— Begin Entries provided —

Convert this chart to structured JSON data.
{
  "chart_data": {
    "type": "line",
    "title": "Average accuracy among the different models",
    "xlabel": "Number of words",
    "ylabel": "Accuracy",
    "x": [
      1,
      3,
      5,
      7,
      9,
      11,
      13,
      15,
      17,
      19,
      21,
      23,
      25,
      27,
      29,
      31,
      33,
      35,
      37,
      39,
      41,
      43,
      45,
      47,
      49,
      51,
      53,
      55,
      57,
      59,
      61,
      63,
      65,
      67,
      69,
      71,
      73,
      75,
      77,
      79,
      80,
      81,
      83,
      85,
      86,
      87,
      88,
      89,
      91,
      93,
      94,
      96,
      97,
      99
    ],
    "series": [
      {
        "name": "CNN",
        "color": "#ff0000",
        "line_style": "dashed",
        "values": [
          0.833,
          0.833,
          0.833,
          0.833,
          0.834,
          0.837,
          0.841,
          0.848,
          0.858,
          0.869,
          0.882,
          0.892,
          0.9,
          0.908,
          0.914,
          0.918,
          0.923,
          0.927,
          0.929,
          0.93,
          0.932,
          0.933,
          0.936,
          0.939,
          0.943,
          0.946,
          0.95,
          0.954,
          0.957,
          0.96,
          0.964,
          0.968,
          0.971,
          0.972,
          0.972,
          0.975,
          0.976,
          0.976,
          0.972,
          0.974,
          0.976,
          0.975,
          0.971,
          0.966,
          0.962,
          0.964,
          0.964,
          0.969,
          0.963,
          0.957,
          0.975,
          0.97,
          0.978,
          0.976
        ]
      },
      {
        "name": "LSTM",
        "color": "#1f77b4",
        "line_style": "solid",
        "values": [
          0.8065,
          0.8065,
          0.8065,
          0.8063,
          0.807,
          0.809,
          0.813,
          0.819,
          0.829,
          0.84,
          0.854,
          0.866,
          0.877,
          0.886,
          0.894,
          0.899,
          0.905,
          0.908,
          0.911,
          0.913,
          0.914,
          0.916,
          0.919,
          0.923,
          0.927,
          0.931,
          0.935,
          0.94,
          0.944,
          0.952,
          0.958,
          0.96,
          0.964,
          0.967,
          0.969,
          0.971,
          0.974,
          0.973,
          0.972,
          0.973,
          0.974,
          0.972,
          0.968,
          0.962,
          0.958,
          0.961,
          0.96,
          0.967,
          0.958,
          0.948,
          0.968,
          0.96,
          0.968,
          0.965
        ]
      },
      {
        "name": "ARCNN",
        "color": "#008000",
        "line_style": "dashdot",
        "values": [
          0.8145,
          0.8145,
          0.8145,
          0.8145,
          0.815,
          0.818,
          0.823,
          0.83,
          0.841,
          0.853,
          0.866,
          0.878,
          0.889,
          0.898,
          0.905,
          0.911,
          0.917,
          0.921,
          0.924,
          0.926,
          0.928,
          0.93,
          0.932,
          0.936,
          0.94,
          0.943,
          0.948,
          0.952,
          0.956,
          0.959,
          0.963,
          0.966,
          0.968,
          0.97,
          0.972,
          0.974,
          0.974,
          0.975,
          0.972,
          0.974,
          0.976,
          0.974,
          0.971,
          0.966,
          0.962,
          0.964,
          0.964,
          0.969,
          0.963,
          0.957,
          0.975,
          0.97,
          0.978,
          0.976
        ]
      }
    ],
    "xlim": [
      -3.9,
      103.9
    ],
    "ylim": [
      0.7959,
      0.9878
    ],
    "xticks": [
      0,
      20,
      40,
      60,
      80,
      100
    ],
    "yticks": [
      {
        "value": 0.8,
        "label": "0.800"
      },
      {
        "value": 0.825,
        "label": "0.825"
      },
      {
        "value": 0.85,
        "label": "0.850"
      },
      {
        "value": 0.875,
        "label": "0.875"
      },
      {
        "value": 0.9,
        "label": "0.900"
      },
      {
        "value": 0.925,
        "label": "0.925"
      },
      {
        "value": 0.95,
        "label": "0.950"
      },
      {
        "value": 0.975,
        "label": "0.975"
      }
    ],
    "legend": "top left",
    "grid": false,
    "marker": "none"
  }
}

— End Entries provided —

▸ Task description:
Transcribe all the entries, keeping each one exactly as it is.

▸ Response:
Convert this chart to structured JSON data.
{
  "chart_data": {
    "type": "line",
    "title": "Average accuracy among the different models",
    "xlabel": "Number of words",
    "ylabel": "Accuracy",
    "x": [
      1,
      3,
      5,
      7,
      9,
      11,
      13,
      15,
      17,
      19,
      21,
      23,
      25,
      27,
      29,
      31,
      33,
      35,
      37,
      39,
      41,
      43,
      45,
      47,
      49,
      51,
      53,
      55,
      57,
      59,
      61,
      63,
      65,
      67,
      69,
      71,
      73,
      75,
      77,
      79,
      80,
      81,
      83,
      85,
      86,
      87,
      88,
      89,
      91,
      93,
      94,
      96,
      97,
      99
    ],
    "series": [
      {
        "name": "CNN",
        "color": "#ff0000",
        "line_style": "dashed",
        "values": [
          0.833,
          0.833,
          0.833,
          0.833,
          0.834,
          0.837,
          0.841,
          0.848,
          0.858,
          0.869,
          0.882,
          0.892,
          0.9,
          0.908,
          0.914,
          0.918,
          0.923,
          0.927,
          0.929,
          0.93,
          0.932,
          0.933,
          0.936,
          0.939,
          0.943,
          0.946,
          0.95,
          0.954,
          0.957,
          0.96,
          0.964,
          0.968,
          0.971,
          0.972,
          0.972,
          0.975,
          0.976,
          0.976,
          0.972,
          0.974,
          0.976,
          0.975,
          0.971,
          0.966,
          0.962,
          0.964,
          0.964,
          0.969,
          0.963,
          0.957,
          0.975,
          0.97,
          0.978,
          0.976
        ]
      },
      {
        "name": "LSTM",
        "color": "#1f77b4",
        "line_style": "solid",
        "values": [
          0.8065,
          0.8065,
          0.8065,
          0.8063,
          0.807,
          0.809,
          0.813,
          0.819,
          0.829,
          0.84,
          0.854,
          0.866,
          0.877,
          0.886,
          0.894,
          0.899,
          0.905,
          0.908,
          0.911,
          0.913,
          0.914,
          0.916,
          0.919,
          0.923,
          0.927,
          0.931,
          0.935,
          0.94,
          0.944,
          0.952,
          0.958,
          0.96,
          0.964,
          0.967,
          0.969,
          0.971,
          0.974,
          0.973,
          0.972,
          0.973,
          0.974,
          0.972,
          0.968,
          0.962,
          0.958,
          0.961,
          0.96,
          0.967,
          0.958,
          0.948,
          0.968,
          0.96,
          0.968,
          0.965
        ]
      },
      {
        "name": "ARCNN",
        "color": "#008000",
        "line_style": "dashdot",
        "values": [
          0.8145,
          0.8145,
          0.8145,
          0.8145,
          0.815,
          0.818,
          0.823,
          0.83,
          0.841,
          0.853,
          0.866,
          0.878,
          0.889,
          0.898,
          0.905,
          0.911,
          0.917,
          0.921,
          0.924,
          0.926,
          0.928,
          0.93,
          0.932,
          0.936,
          0.94,
          0.943,
          0.948,
          0.952,
          0.956,
          0.959,
          0.963,
          0.966,
          0.968,
          0.97,
          0.972,
          0.974,
          0.974,
          0.975,
          0.972,
          0.974,
          0.976,
          0.974,
          0.971,
          0.966,
          0.962,
          0.964,
          0.964,
          0.969,
          0.963,
          0.957,
          0.975,
          0.97,
          0.978,
          0.976
        ]
      }
    ],
    "xlim": [
      -3.9,
      103.9
    ],
    "ylim": [
      0.7959,
      0.9878
    ],
    "xticks": [
      0,
      20,
      40,
      60,
      80,
      100
    ],
    "yticks": [
      {
        "value": 0.8,
        "label": "0.800"
      },
      {
        "value": 0.825,
        "label": "0.825"
      },
      {
        "value": 0.85,
        "label": "0.850"
      },
      {
        "value": 0.875,
        "label": "0.875"
      },
      {
        "value": 0.9,
        "label": "0.900"
      },
      {
        "value": 0.925,
        "label": "0.925"
      },
      {
        "value": 0.95,
        "label": "0.950"
      },
      {
        "value": 0.975,
        "label": "0.975"
      }
    ],
    "legend": "top left",
    "grid": false,
    "marker": "none"
  }
}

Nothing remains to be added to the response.